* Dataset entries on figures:
☆ ☆ ☆ ☆ ☆ ☆ ☆

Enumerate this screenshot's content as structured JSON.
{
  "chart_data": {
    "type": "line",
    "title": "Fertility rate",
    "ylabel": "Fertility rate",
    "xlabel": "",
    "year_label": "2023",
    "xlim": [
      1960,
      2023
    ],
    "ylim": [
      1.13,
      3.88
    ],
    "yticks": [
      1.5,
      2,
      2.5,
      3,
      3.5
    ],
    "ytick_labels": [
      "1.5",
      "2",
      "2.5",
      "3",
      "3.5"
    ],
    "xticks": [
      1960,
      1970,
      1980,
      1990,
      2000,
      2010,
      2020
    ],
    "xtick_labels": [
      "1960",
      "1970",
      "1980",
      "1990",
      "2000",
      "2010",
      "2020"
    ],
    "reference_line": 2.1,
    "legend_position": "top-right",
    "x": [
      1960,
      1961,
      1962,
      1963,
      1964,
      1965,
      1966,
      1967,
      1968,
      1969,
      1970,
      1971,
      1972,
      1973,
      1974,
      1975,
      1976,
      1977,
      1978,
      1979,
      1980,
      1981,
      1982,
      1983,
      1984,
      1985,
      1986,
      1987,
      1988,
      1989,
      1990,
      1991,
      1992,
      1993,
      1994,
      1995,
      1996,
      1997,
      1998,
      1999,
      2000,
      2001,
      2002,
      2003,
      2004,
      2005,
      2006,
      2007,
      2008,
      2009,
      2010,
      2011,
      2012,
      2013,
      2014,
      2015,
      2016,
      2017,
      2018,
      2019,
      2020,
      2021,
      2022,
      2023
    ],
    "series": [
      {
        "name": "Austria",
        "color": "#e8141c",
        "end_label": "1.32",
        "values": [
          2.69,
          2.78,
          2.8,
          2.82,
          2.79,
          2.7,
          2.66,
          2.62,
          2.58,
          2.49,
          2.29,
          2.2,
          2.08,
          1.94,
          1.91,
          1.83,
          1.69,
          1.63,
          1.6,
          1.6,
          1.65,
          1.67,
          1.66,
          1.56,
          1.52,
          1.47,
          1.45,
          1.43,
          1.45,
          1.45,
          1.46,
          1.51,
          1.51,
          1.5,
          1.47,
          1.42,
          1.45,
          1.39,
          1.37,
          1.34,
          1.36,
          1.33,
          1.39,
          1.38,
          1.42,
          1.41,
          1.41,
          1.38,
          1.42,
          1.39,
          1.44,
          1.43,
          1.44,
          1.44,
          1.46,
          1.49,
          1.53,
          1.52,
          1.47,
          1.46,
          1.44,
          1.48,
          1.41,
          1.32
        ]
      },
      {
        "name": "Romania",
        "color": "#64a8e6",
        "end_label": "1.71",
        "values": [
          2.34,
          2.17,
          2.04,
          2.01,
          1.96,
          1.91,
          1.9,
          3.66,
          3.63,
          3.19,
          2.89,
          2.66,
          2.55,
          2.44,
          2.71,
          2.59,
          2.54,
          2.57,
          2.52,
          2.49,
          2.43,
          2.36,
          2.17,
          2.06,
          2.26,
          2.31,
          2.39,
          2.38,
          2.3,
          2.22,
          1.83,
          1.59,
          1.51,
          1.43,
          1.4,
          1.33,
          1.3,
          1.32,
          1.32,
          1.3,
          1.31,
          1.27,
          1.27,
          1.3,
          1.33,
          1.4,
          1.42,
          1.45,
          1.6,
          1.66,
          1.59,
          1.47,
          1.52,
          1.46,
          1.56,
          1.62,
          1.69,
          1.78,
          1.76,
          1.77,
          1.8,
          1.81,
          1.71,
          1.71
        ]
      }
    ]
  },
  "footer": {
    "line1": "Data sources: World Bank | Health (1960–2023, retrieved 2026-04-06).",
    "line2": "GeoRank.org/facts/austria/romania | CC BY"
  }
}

☆ ☆ ☆ ☆ ☆ ☆ ☆

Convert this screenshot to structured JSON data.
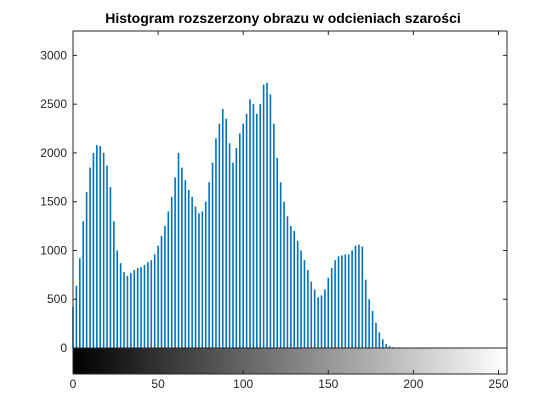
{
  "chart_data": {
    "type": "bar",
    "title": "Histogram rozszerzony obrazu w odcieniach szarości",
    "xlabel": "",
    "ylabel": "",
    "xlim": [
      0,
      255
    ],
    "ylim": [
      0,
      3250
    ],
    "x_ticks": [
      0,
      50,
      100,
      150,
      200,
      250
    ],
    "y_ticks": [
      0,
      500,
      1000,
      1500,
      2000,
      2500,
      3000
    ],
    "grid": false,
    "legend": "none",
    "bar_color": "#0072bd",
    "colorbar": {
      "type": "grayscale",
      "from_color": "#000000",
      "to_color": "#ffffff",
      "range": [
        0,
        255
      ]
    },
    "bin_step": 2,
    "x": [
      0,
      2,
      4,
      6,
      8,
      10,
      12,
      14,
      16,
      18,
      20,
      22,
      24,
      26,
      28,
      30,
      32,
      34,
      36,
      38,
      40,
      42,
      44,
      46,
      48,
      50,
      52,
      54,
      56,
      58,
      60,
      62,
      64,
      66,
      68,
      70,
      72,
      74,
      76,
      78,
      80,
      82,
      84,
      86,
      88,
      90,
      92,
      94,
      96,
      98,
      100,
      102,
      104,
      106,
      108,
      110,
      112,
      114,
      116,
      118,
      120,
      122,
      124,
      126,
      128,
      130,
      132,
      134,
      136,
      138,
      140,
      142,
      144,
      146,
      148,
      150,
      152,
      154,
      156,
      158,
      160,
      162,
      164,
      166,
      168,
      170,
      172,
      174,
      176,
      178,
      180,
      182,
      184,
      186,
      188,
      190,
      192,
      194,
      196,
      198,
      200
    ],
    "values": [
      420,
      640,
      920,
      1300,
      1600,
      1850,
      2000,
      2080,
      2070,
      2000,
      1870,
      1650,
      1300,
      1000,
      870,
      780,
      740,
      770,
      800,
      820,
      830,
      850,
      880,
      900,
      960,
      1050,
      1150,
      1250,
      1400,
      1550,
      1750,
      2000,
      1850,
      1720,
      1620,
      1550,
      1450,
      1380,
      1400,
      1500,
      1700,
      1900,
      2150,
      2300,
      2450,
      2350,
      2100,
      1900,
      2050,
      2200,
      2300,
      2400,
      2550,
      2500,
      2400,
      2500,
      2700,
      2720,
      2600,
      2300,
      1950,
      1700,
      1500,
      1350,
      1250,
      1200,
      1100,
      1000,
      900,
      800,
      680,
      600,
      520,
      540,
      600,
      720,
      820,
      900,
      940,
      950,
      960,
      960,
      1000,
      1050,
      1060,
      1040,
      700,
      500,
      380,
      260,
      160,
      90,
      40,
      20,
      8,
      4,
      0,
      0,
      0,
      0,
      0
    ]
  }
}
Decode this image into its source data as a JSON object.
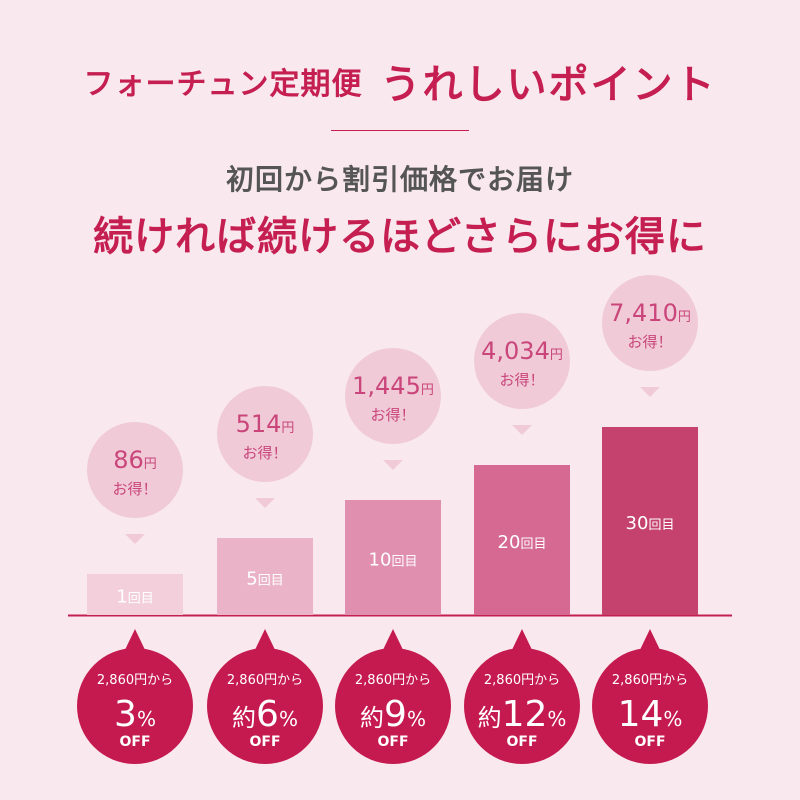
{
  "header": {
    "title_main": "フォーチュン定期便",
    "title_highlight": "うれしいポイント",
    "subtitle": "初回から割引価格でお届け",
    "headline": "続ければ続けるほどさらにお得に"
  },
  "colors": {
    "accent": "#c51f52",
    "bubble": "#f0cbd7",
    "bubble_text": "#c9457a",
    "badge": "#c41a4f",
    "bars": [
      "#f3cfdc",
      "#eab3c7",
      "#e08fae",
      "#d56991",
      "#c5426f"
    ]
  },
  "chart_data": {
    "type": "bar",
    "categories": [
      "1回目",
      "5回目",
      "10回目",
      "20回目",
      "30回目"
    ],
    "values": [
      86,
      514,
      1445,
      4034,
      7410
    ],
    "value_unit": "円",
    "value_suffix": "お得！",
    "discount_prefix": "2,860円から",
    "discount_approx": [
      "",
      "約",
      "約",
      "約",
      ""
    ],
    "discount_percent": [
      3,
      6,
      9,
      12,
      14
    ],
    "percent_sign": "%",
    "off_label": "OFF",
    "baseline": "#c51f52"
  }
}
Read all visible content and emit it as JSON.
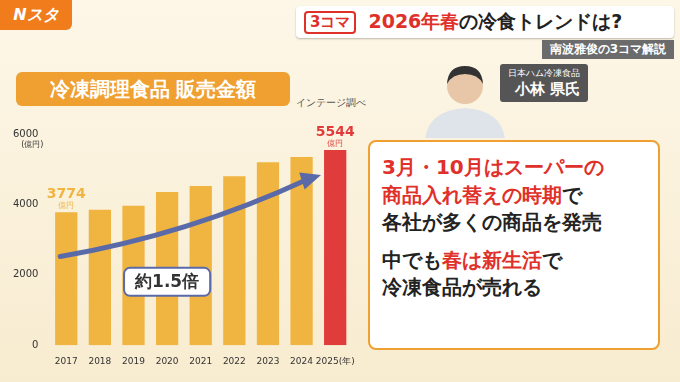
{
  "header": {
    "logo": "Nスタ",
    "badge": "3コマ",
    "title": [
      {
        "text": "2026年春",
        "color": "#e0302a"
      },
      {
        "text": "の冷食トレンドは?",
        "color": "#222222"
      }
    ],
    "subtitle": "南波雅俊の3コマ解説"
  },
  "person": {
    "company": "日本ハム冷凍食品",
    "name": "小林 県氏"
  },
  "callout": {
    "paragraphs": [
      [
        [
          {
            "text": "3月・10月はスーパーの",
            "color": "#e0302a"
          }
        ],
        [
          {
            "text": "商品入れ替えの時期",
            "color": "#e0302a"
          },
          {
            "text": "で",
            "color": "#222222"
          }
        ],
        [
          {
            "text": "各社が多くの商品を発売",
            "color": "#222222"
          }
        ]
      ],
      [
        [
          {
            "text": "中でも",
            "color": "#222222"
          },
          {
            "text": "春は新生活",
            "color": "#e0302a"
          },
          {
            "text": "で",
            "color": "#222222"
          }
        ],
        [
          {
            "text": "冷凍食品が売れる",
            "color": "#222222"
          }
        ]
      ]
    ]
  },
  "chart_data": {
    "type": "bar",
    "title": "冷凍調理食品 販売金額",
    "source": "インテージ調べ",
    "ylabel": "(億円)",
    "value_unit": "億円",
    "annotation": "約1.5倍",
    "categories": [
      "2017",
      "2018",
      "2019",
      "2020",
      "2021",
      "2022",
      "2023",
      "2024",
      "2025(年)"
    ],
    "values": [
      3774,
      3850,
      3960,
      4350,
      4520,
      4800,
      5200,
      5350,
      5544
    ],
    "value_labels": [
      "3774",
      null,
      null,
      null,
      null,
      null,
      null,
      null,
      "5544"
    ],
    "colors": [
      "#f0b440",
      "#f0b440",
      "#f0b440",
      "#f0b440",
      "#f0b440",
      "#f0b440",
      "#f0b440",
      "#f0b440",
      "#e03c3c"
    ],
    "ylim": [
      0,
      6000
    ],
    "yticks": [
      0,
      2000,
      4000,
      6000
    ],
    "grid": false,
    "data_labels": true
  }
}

☆ ☆ ☆ ☆ ☆ ☆ ☆

* What you will do: Report the number of lines in the listing above that include the word "name", and nothing else.

* Full solution: 3